● **STATED GOAL**
Can you print every record below exactly as written?

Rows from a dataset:

-- start --

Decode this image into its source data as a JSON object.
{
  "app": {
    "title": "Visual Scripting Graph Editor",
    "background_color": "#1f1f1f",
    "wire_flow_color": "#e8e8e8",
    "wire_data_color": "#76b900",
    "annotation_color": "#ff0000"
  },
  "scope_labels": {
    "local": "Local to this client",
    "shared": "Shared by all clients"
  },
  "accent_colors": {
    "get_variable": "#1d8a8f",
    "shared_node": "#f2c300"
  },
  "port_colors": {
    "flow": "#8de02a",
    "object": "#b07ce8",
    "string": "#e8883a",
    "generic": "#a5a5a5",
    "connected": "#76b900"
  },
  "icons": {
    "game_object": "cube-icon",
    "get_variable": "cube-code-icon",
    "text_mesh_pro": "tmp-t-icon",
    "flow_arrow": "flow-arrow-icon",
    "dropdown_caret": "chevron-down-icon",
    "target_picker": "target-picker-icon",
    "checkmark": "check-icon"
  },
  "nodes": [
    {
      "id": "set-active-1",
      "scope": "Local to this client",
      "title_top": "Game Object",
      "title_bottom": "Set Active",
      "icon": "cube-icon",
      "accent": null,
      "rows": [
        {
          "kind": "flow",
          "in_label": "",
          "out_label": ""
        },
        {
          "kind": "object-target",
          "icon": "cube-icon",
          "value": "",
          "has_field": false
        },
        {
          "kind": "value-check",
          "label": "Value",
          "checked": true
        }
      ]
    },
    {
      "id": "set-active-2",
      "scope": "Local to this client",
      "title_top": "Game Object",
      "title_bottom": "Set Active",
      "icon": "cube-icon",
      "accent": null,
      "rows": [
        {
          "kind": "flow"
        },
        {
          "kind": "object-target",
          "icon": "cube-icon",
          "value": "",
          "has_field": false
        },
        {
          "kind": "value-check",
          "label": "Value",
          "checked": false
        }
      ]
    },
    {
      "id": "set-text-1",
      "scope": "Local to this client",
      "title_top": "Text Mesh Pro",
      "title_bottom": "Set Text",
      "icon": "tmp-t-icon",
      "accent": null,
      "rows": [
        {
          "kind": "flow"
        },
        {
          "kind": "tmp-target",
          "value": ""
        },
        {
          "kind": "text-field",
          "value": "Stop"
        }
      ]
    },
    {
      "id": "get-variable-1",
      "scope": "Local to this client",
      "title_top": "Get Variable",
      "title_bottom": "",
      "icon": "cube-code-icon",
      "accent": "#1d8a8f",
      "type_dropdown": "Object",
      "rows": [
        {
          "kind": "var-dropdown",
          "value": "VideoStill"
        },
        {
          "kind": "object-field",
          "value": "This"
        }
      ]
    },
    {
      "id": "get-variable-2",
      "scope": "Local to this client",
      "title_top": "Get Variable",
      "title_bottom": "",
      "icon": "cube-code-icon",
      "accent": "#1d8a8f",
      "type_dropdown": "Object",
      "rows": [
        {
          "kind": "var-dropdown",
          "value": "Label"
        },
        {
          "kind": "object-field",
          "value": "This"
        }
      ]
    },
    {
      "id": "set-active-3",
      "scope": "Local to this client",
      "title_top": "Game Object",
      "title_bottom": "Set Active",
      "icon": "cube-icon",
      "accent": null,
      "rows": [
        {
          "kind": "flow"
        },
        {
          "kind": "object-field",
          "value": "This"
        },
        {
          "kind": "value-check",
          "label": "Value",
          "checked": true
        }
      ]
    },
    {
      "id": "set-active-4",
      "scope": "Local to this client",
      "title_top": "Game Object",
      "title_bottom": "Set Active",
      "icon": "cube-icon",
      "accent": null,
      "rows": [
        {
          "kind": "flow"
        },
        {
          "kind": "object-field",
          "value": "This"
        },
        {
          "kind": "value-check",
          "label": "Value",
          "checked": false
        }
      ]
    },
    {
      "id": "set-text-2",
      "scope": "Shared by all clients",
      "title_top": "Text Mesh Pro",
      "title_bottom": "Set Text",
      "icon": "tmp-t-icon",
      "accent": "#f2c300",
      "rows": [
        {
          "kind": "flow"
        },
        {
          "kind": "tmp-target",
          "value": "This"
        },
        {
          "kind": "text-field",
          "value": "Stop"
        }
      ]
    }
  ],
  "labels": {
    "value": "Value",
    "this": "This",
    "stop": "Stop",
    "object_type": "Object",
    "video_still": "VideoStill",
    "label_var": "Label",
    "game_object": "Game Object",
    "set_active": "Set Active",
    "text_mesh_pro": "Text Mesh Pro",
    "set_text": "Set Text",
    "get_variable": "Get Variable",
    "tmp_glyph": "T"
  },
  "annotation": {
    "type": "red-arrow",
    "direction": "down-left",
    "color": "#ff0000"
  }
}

-- end --

● **SOLUTION TO THE PROBLEM**
Decode this image into its source data as a JSON object.
{
  "app": {
    "title": "Visual Scripting Graph Editor",
    "background_color": "#1f1f1f",
    "wire_flow_color": "#e8e8e8",
    "wire_data_color": "#76b900",
    "annotation_color": "#ff0000"
  },
  "scope_labels": {
    "local": "Local to this client",
    "shared": "Shared by all clients"
  },
  "accent_colors": {
    "get_variable": "#1d8a8f",
    "shared_node": "#f2c300"
  },
  "port_colors": {
    "flow": "#8de02a",
    "object": "#b07ce8",
    "string": "#e8883a",
    "generic": "#a5a5a5",
    "connected": "#76b900"
  },
  "icons": {
    "game_object": "cube-icon",
    "get_variable": "cube-code-icon",
    "text_mesh_pro": "tmp-t-icon",
    "flow_arrow": "flow-arrow-icon",
    "dropdown_caret": "chevron-down-icon",
    "target_picker": "target-picker-icon",
    "checkmark": "check-icon"
  },
  "nodes": [
    {
      "id": "set-active-1",
      "scope": "Local to this client",
      "title_top": "Game Object",
      "title_bottom": "Set Active",
      "icon": "cube-icon",
      "accent": null,
      "rows": [
        {
          "kind": "flow",
          "in_label": "",
          "out_label": ""
        },
        {
          "kind": "object-target",
          "icon": "cube-icon",
          "value": "",
          "has_field": false
        },
        {
          "kind": "value-check",
          "label": "Value",
          "checked": true
        }
      ]
    },
    {
      "id": "set-active-2",
      "scope": "Local to this client",
      "title_top": "Game Object",
      "title_bottom": "Set Active",
      "icon": "cube-icon",
      "accent": null,
      "rows": [
        {
          "kind": "flow"
        },
        {
          "kind": "object-target",
          "icon": "cube-icon",
          "value": "",
          "has_field": false
        },
        {
          "kind": "value-check",
          "label": "Value",
          "checked": false
        }
      ]
    },
    {
      "id": "set-text-1",
      "scope": "Local to this client",
      "title_top": "Text Mesh Pro",
      "title_bottom": "Set Text",
      "icon": "tmp-t-icon",
      "accent": null,
      "rows": [
        {
          "kind": "flow"
        },
        {
          "kind": "tmp-target",
          "value": ""
        },
        {
          "kind": "text-field",
          "value": "Stop"
        }
      ]
    },
    {
      "id": "get-variable-1",
      "scope": "Local to this client",
      "title_top": "Get Variable",
      "title_bottom": "",
      "icon": "cube-code-icon",
      "accent": "#1d8a8f",
      "type_dropdown": "Object",
      "rows": [
        {
          "kind": "var-dropdown",
          "value": "VideoStill"
        },
        {
          "kind": "object-field",
          "value": "This"
        }
      ]
    },
    {
      "id": "get-variable-2",
      "scope": "Local to this client",
      "title_top": "Get Variable",
      "title_bottom": "",
      "icon": "cube-code-icon",
      "accent": "#1d8a8f",
      "type_dropdown": "Object",
      "rows": [
        {
          "kind": "var-dropdown",
          "value": "Label"
        },
        {
          "kind": "object-field",
          "value": "This"
        }
      ]
    },
    {
      "id": "set-active-3",
      "scope": "Local to this client",
      "title_top": "Game Object",
      "title_bottom": "Set Active",
      "icon": "cube-icon",
      "accent": null,
      "rows": [
        {
          "kind": "flow"
        },
        {
          "kind": "object-field",
          "value": "This"
        },
        {
          "kind": "value-check",
          "label": "Value",
          "checked": true
        }
      ]
    },
    {
      "id": "set-active-4",
      "scope": "Local to this client",
      "title_top": "Game Object",
      "title_bottom": "Set Active",
      "icon": "cube-icon",
      "accent": null,
      "rows": [
        {
          "kind": "flow"
        },
        {
          "kind": "object-field",
          "value": "This"
        },
        {
          "kind": "value-check",
          "label": "Value",
          "checked": false
        }
      ]
    },
    {
      "id": "set-text-2",
      "scope": "Shared by all clients",
      "title_top": "Text Mesh Pro",
      "title_bottom": "Set Text",
      "icon": "tmp-t-icon",
      "accent": "#f2c300",
      "rows": [
        {
          "kind": "flow"
        },
        {
          "kind": "tmp-target",
          "value": "This"
        },
        {
          "kind": "text-field",
          "value": "Stop"
        }
      ]
    }
  ],
  "labels": {
    "value": "Value",
    "this": "This",
    "stop": "Stop",
    "object_type": "Object",
    "video_still": "VideoStill",
    "label_var": "Label",
    "game_object": "Game Object",
    "set_active": "Set Active",
    "text_mesh_pro": "Text Mesh Pro",
    "set_text": "Set Text",
    "get_variable": "Get Variable",
    "tmp_glyph": "T"
  },
  "annotation": {
    "type": "red-arrow",
    "direction": "down-left",
    "color": "#ff0000"
  }
}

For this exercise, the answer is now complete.